▸ **PROBLEM REQUIREMENTS**
Copy each line holding the string "right".

--- begin ---

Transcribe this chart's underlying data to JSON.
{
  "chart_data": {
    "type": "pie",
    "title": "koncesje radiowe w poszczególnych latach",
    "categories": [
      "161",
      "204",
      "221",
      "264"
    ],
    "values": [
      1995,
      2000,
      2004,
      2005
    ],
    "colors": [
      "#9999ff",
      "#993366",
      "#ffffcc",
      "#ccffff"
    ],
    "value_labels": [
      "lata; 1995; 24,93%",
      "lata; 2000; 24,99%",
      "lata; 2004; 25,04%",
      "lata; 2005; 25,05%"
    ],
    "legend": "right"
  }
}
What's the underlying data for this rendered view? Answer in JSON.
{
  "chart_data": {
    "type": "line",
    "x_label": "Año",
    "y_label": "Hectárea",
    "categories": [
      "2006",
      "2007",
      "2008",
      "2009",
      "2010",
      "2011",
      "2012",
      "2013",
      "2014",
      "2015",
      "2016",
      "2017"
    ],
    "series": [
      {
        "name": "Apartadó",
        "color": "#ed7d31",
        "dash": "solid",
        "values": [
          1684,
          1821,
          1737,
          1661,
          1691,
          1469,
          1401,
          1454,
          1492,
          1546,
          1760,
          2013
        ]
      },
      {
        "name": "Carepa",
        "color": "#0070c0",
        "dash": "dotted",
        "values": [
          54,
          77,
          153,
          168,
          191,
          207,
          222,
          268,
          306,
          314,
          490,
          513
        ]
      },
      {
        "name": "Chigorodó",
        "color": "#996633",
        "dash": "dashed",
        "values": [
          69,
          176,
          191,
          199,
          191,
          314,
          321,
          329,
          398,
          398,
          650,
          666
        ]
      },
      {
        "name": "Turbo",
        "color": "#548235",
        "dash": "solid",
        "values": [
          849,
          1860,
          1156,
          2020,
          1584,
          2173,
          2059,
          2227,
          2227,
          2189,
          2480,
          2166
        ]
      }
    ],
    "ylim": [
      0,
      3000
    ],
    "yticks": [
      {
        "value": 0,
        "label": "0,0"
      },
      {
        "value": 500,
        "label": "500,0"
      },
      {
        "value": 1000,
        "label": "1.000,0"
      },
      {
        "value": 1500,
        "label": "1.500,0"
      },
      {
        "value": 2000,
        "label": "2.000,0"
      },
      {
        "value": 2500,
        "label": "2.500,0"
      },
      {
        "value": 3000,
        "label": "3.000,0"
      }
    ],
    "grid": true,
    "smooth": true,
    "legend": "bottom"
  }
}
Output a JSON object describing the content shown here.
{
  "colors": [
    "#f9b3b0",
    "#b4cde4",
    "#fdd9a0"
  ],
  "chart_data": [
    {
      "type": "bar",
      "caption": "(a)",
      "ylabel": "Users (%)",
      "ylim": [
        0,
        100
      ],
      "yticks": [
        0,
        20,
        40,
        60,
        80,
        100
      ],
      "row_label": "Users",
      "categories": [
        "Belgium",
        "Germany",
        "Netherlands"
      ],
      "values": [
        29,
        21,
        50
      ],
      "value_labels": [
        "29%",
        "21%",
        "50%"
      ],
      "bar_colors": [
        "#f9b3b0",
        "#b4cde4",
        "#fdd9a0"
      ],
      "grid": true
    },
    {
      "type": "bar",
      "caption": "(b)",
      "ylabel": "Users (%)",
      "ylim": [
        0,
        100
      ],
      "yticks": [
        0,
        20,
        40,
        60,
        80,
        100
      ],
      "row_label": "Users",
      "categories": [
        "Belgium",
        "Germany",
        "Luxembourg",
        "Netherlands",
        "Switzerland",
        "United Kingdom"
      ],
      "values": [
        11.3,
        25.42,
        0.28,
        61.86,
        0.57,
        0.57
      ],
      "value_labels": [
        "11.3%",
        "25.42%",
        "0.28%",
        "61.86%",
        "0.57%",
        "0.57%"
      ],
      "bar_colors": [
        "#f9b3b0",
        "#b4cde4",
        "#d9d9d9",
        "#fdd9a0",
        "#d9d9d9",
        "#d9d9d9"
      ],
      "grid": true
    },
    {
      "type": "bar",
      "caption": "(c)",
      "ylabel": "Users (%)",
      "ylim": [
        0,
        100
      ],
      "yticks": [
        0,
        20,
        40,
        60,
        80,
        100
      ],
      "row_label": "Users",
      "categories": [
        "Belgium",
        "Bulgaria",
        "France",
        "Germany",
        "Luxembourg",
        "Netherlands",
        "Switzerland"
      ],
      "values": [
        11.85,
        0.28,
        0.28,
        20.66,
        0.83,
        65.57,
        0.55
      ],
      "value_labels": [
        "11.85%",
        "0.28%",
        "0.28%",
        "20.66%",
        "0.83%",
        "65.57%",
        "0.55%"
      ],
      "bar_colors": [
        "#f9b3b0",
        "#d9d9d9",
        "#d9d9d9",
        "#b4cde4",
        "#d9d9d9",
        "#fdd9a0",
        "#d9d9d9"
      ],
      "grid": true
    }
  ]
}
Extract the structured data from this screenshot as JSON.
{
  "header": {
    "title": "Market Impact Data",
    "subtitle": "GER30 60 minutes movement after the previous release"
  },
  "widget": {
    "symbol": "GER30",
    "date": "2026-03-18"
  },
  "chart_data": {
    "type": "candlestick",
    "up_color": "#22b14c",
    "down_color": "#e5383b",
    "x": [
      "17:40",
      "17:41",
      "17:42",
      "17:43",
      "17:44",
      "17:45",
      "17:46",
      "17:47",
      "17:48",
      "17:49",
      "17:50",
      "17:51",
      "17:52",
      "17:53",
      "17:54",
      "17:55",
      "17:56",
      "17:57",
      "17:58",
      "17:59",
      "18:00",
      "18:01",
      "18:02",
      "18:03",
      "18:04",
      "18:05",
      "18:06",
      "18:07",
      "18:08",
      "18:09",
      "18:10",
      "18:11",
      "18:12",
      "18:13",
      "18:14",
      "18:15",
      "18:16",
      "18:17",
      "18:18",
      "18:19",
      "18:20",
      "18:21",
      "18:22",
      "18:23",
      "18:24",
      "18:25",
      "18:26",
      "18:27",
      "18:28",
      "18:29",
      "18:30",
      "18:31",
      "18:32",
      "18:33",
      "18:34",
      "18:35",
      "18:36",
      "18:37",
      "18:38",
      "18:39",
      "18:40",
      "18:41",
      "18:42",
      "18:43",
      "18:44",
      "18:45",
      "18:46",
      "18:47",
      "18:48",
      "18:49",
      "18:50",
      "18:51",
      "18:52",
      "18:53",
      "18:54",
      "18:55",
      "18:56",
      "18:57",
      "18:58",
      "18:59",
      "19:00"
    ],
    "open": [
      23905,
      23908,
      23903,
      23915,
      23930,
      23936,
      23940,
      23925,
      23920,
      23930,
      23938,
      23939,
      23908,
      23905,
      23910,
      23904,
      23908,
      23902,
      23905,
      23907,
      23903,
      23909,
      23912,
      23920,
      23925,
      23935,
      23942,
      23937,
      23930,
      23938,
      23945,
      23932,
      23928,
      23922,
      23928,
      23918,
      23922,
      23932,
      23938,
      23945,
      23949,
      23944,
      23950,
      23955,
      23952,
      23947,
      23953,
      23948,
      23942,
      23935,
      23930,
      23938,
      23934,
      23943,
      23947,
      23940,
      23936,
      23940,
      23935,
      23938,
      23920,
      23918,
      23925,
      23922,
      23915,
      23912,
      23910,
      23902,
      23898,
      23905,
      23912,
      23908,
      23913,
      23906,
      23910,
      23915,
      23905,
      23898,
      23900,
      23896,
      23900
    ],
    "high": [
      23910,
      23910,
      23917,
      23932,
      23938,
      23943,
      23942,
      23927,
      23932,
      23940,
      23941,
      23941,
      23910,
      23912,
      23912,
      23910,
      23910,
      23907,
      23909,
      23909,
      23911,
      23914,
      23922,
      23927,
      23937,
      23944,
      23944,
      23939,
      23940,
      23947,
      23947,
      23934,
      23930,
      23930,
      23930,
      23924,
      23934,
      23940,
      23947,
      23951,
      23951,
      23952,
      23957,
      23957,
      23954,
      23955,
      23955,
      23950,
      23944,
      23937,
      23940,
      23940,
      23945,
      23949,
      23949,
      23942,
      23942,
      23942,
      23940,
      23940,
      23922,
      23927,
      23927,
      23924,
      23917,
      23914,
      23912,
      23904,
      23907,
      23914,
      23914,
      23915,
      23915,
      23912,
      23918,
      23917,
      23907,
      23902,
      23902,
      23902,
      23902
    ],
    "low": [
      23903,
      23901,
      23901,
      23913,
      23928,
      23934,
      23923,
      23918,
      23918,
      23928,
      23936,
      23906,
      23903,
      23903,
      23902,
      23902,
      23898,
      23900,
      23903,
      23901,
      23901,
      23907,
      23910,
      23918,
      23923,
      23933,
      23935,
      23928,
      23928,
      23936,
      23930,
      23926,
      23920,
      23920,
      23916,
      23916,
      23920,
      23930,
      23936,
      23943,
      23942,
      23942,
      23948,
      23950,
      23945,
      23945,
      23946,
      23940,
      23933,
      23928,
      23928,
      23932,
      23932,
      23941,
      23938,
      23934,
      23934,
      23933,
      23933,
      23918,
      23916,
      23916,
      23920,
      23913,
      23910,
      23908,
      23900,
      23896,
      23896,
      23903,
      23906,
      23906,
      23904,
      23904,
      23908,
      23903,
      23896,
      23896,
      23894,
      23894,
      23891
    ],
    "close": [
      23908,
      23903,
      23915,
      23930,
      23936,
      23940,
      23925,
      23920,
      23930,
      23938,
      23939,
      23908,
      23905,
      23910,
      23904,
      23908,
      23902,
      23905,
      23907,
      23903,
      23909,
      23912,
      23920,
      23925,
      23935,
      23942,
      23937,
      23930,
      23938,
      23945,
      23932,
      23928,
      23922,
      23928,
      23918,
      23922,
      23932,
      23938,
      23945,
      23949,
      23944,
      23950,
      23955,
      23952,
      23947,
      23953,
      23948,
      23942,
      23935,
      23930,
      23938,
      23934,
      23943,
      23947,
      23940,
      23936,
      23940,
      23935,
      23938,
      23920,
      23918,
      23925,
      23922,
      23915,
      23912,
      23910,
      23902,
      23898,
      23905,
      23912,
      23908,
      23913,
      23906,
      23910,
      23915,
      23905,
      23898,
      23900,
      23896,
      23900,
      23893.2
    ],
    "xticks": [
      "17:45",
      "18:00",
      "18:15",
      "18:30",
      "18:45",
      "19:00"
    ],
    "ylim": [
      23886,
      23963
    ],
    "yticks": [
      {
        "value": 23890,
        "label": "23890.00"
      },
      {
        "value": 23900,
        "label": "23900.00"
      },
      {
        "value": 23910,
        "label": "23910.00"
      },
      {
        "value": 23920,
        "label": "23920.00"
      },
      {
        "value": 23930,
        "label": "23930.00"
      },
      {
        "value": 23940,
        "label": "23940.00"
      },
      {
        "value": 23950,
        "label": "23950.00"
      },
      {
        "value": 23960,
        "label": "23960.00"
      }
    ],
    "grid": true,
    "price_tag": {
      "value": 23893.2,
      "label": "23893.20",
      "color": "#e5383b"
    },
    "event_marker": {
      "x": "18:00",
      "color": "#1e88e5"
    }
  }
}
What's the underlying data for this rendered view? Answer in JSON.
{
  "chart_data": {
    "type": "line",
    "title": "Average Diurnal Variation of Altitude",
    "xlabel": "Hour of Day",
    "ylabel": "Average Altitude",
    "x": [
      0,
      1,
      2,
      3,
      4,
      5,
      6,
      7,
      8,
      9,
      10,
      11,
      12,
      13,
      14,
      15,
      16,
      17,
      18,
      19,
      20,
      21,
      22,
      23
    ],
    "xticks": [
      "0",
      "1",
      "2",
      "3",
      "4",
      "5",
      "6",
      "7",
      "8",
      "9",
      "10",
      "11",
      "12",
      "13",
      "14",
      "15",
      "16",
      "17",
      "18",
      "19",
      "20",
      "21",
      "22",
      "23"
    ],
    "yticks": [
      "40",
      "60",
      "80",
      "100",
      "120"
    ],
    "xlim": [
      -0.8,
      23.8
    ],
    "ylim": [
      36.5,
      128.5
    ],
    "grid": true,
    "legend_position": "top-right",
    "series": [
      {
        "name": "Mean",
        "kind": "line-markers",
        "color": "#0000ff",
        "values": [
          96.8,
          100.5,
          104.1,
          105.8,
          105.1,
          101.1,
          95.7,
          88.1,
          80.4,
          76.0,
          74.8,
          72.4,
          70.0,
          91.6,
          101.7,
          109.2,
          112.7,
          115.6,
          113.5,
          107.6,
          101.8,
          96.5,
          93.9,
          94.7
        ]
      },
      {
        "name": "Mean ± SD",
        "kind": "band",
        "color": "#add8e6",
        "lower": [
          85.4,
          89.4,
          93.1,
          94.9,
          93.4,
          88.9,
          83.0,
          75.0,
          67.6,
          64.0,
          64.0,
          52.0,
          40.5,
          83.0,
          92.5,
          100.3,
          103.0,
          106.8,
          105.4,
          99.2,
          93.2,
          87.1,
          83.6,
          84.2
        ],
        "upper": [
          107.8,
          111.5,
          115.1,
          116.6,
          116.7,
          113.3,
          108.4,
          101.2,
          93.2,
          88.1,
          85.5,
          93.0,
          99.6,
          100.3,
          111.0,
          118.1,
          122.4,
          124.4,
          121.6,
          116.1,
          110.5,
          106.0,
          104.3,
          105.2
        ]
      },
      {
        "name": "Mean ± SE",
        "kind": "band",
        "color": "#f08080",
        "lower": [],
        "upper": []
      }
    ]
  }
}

--- end ---

▸ **RESULT**
    "legend": "right"
    "legend_position": "top-right",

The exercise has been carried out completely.